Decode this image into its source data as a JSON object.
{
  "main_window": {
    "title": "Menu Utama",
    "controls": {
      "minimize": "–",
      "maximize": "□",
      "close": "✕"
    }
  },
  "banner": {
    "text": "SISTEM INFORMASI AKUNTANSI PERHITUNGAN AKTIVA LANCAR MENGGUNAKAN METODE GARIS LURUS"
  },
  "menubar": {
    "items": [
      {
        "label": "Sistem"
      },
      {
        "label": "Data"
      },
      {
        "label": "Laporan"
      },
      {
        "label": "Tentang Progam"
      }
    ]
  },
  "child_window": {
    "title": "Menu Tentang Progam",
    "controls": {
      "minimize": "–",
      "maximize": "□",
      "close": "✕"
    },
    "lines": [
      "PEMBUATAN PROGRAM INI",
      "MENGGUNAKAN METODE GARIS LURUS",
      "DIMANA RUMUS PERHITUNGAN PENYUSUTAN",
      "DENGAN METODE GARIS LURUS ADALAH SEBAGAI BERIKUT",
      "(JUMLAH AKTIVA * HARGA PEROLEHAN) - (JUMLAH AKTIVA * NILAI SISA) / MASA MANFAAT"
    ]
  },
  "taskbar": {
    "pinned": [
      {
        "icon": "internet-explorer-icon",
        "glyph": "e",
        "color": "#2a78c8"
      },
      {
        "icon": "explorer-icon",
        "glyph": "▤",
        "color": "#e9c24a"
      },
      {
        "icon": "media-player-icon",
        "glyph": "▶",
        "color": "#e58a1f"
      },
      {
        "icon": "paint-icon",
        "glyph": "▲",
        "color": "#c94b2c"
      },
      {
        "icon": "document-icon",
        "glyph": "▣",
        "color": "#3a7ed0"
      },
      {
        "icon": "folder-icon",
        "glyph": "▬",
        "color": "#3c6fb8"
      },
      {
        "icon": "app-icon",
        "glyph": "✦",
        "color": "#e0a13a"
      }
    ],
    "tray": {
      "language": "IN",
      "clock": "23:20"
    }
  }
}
○ ○ ○ ○ ○ ○ ○
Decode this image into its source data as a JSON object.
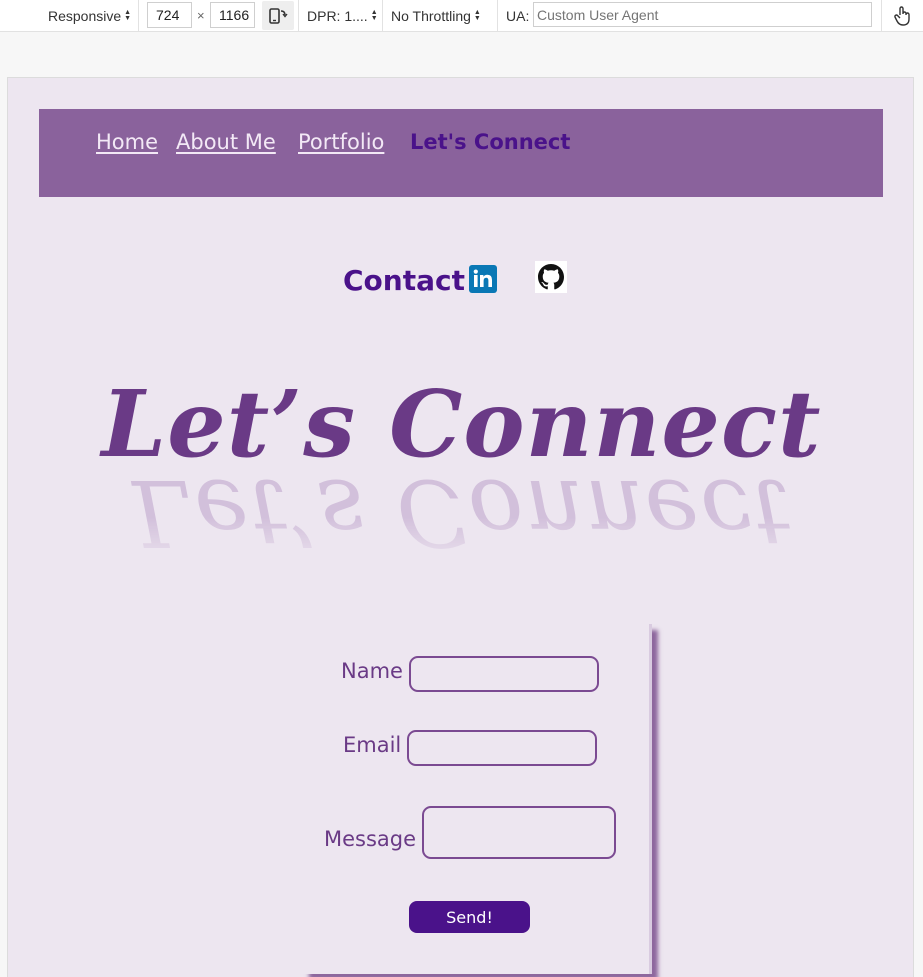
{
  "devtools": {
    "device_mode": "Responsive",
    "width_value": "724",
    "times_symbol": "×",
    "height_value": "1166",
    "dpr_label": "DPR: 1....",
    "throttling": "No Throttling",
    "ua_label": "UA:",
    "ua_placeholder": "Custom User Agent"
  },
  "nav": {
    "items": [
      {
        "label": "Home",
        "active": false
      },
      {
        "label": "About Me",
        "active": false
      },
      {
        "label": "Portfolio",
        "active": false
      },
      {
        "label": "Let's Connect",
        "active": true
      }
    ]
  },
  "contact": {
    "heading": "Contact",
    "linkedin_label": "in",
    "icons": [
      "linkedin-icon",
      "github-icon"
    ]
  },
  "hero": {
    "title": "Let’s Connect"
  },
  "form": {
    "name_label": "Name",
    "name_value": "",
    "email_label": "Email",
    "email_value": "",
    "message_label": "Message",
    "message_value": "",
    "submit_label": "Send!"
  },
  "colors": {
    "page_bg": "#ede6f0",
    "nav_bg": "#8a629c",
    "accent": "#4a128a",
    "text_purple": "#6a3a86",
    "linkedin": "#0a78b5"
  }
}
○ ○ ○ ○ ○ ○ ○
Problem to work on: Return each full line of the entries that contains the word "Progam".

Exercise solution:
        "label": "Tentang Progam"
    "title": "Menu Tentang Progam",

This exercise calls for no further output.